What to do: Look for "Sofiane" in the listing below. Gather each line that contains it.

Working data:
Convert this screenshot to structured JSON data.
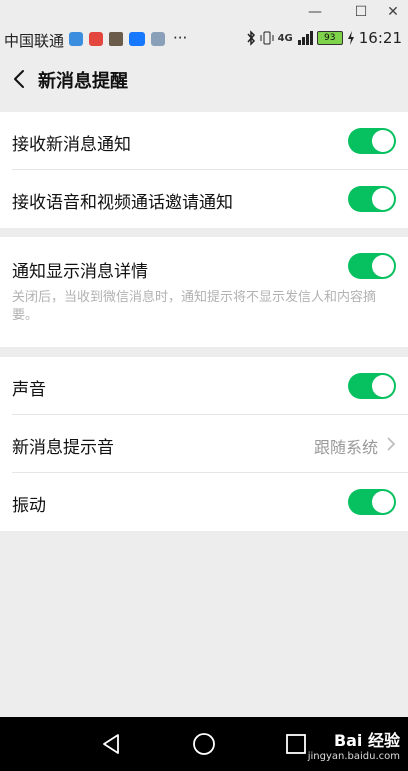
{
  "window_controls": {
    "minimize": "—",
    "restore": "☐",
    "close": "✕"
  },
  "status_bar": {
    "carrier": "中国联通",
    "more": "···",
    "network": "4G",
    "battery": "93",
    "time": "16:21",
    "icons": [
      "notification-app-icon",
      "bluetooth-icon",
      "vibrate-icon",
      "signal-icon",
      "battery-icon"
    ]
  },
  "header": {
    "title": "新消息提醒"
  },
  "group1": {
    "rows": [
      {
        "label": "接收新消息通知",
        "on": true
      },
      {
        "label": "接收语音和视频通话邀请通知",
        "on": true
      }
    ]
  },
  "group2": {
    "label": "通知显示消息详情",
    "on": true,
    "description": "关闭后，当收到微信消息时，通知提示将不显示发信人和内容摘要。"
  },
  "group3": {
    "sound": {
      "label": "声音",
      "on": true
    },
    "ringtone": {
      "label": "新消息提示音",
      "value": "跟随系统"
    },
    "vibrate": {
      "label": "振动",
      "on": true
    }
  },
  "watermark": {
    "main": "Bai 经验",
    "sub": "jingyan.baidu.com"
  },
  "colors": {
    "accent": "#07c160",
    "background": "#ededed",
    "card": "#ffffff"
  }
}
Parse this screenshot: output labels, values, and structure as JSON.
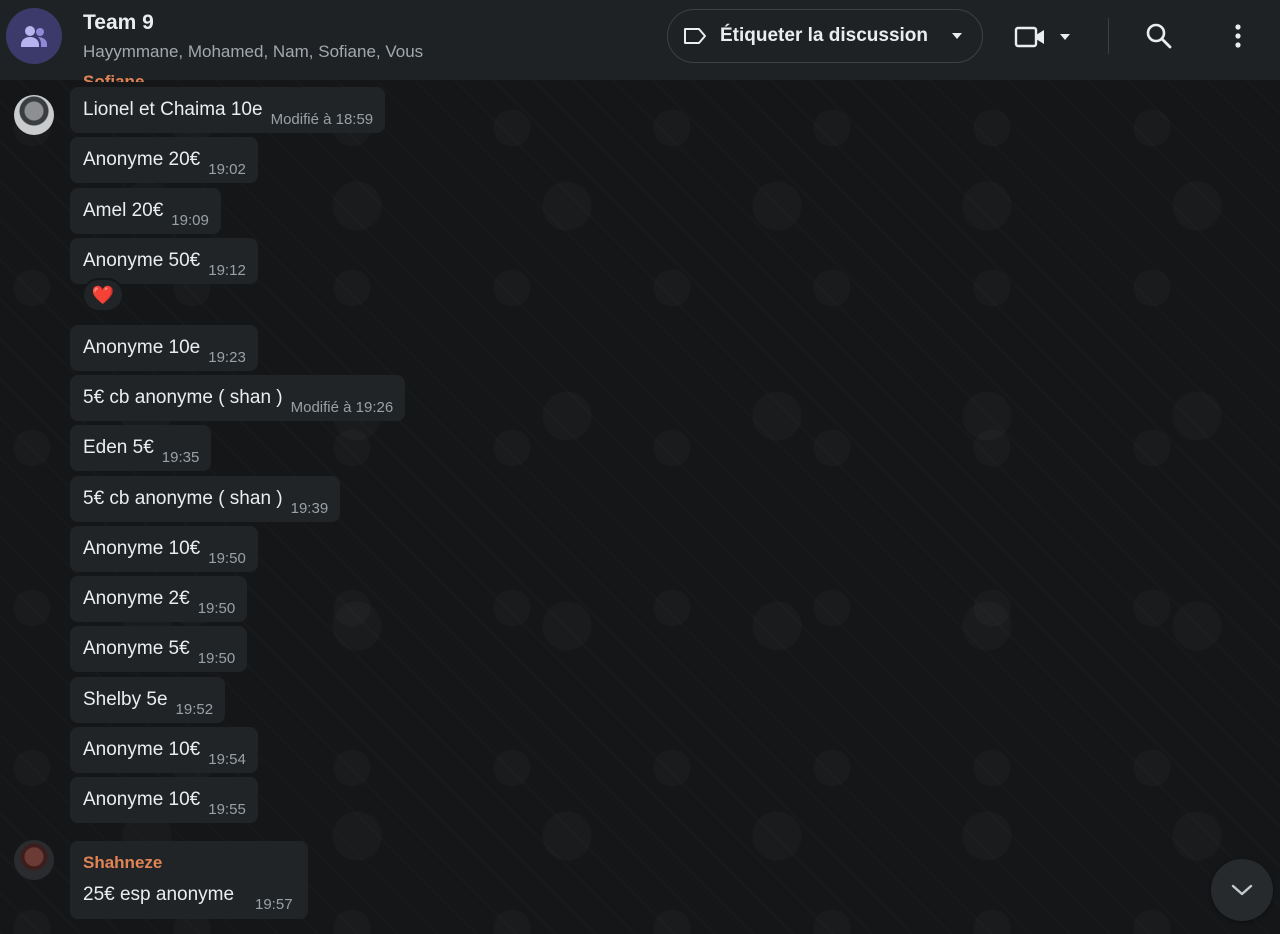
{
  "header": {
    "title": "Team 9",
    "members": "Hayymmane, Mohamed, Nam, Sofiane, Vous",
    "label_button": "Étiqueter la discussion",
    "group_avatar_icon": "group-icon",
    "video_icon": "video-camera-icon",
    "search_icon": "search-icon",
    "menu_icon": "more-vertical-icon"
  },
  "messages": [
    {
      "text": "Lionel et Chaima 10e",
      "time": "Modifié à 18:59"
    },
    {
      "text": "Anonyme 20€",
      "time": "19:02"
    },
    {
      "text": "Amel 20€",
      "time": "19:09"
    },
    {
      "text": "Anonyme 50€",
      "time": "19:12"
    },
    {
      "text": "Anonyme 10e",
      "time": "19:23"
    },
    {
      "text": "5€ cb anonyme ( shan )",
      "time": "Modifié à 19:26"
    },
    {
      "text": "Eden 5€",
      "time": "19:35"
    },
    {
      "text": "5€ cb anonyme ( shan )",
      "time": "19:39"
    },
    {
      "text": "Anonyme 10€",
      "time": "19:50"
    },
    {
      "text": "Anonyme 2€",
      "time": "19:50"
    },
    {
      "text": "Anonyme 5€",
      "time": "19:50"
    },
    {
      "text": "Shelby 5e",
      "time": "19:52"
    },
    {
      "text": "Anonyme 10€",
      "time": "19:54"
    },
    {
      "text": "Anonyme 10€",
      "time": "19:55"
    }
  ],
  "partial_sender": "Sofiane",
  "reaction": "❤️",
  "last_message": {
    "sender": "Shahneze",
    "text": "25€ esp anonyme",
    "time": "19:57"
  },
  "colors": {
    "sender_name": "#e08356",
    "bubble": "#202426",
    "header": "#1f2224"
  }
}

Task result:
    "members": "Hayymmane, Mohamed, Nam, Sofiane, Vous",
  "partial_sender": "Sofiane",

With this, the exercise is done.